- _Your goal_
Do any lines in the data below contain "this"? If so, copy every one of them.

____

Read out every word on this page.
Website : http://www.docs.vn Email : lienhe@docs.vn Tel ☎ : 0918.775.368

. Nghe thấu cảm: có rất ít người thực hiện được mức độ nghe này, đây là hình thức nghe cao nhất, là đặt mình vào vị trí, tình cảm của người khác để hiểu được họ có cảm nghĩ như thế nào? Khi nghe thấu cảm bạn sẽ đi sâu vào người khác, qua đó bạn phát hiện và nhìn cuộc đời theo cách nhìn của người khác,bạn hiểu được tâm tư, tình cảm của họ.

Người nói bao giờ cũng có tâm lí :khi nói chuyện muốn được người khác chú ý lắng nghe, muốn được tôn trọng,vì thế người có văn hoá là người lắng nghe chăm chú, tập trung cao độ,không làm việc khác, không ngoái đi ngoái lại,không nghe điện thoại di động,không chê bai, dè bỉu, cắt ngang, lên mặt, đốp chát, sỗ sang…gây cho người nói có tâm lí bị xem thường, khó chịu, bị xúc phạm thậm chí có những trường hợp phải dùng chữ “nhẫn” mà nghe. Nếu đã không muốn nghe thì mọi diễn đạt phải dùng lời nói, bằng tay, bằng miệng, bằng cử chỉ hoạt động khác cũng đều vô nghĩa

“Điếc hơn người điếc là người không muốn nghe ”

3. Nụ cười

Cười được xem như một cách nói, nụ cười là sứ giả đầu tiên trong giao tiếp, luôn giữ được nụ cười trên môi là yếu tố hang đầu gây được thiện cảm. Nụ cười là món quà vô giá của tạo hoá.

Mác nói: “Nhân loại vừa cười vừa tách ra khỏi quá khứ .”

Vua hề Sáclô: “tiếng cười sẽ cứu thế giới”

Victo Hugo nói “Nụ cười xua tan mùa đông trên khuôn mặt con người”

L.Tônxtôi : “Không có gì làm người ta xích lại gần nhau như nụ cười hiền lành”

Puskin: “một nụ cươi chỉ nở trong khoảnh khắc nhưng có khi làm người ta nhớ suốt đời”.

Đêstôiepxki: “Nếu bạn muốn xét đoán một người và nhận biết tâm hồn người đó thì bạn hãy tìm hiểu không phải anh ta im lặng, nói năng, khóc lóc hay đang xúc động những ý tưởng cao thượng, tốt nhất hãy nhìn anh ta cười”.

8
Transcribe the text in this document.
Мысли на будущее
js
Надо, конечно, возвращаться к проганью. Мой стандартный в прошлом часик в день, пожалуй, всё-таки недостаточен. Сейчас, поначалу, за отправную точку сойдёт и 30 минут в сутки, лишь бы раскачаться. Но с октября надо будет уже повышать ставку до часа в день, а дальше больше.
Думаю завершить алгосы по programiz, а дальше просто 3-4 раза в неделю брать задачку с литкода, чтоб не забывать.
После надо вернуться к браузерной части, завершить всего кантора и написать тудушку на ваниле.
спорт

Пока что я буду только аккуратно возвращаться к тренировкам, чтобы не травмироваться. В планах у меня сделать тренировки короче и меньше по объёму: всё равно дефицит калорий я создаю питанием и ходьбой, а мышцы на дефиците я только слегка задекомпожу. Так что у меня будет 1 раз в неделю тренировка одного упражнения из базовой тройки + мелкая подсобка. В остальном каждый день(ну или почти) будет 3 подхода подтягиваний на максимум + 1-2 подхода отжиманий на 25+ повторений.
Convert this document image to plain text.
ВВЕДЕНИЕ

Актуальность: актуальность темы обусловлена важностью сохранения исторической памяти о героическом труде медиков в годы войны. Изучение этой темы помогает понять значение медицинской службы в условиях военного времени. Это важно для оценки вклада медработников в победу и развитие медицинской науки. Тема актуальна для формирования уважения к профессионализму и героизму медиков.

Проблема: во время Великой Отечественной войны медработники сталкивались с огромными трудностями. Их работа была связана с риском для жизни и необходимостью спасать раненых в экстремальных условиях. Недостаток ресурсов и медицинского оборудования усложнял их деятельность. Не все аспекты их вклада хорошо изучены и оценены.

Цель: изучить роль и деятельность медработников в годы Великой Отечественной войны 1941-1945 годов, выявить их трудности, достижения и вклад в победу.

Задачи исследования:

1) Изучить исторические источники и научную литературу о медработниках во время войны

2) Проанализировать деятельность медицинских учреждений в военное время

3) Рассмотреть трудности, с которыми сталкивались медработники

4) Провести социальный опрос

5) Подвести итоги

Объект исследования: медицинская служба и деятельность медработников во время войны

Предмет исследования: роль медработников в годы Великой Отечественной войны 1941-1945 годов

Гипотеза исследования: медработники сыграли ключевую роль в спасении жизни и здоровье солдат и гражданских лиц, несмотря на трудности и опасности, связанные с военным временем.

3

____

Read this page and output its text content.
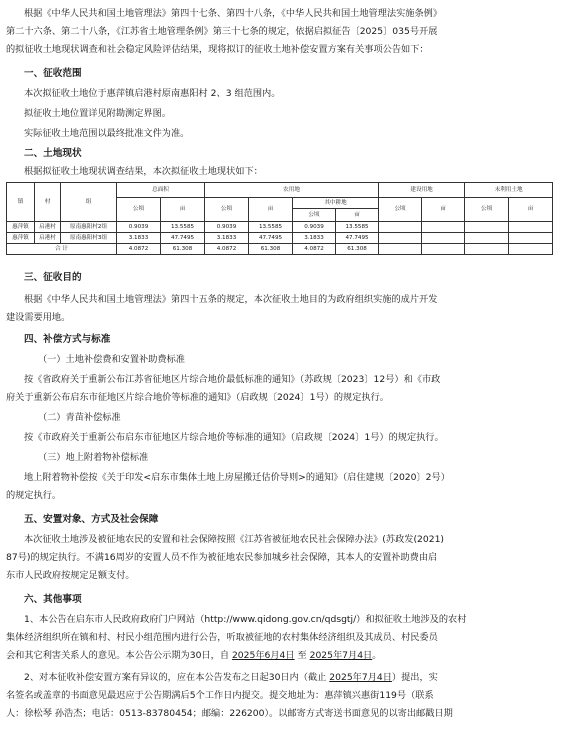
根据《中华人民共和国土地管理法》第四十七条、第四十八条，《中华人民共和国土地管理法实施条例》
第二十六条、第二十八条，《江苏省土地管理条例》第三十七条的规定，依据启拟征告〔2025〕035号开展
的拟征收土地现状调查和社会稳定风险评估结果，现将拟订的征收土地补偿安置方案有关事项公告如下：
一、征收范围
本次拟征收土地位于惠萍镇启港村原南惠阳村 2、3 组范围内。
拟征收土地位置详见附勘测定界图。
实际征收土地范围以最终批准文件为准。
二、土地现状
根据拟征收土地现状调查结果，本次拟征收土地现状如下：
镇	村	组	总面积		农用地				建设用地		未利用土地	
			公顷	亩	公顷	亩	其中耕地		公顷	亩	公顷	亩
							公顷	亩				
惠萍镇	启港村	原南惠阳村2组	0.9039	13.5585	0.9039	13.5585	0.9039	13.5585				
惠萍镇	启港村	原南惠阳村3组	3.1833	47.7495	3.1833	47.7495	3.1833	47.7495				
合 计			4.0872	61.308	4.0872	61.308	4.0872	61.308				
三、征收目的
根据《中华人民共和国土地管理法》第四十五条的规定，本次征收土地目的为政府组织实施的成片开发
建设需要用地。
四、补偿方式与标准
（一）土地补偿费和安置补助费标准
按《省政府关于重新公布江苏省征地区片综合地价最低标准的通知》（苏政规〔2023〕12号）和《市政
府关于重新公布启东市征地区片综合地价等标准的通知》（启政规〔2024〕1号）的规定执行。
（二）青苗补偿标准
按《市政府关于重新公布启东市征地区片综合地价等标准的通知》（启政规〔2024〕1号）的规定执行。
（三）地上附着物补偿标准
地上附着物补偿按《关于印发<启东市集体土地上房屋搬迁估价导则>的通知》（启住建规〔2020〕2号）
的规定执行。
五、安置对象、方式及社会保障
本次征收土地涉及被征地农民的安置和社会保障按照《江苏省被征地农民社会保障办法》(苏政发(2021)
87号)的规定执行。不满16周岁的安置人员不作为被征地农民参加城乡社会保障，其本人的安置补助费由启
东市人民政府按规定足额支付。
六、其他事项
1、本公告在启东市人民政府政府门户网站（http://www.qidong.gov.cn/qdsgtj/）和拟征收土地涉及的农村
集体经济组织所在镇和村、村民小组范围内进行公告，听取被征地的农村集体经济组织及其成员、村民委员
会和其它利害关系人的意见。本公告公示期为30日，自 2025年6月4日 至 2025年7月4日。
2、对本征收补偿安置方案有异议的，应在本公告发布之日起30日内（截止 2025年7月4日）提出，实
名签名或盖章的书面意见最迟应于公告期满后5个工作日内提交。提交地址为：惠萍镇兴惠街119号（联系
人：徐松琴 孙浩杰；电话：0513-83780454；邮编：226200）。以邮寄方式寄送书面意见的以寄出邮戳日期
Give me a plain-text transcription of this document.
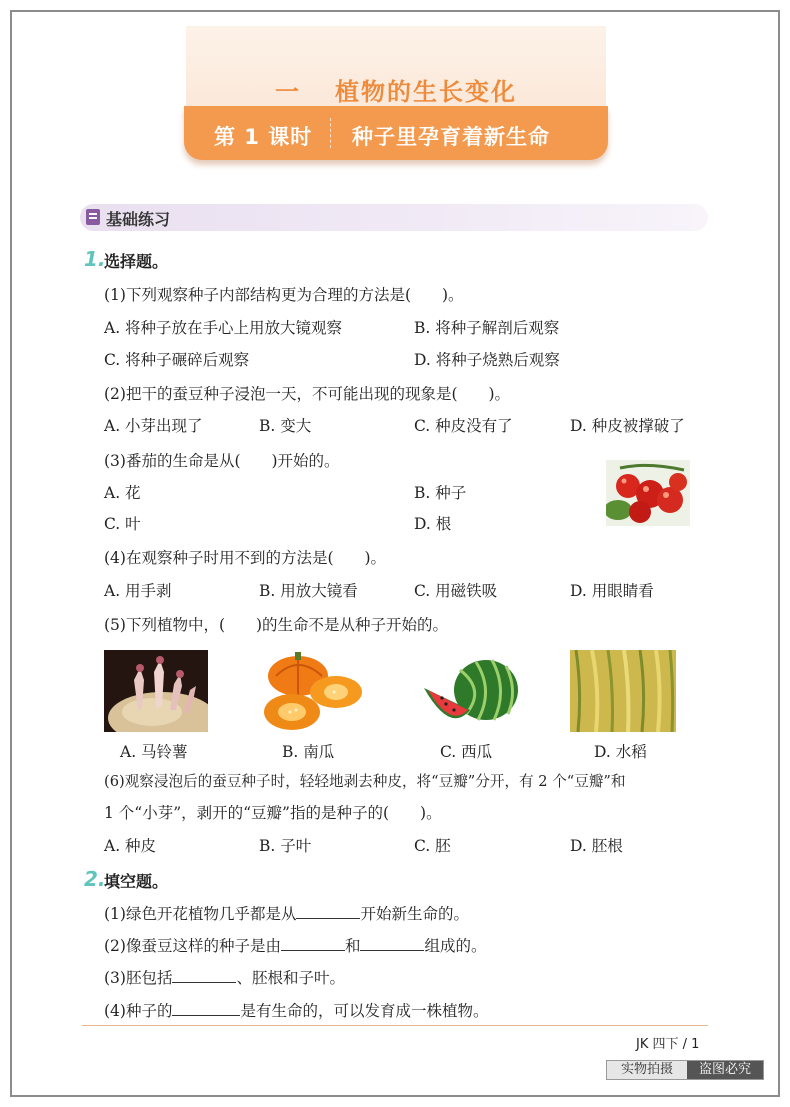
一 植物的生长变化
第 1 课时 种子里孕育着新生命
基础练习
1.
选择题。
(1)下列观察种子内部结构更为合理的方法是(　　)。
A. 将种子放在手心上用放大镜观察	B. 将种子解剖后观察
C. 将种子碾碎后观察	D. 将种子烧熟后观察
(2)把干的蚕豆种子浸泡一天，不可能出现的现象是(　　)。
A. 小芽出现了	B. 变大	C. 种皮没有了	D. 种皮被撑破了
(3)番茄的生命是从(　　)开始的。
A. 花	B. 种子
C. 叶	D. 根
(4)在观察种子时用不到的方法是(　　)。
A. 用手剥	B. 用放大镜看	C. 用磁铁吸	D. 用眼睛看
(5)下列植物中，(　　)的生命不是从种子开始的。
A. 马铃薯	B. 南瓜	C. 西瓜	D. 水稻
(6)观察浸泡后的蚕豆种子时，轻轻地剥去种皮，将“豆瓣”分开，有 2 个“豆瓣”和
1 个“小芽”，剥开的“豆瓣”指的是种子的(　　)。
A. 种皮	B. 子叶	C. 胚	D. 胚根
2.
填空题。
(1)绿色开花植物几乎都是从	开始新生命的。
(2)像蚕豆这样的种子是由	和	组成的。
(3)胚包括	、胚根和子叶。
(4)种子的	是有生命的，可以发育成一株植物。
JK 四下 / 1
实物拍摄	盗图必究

____

- _Expected answer_
Read out every word on this page.
Transcribe the text in this document.
Convert this document image to plain text.
Read this page and output its text content.
Give me a plain-text transcription of this document.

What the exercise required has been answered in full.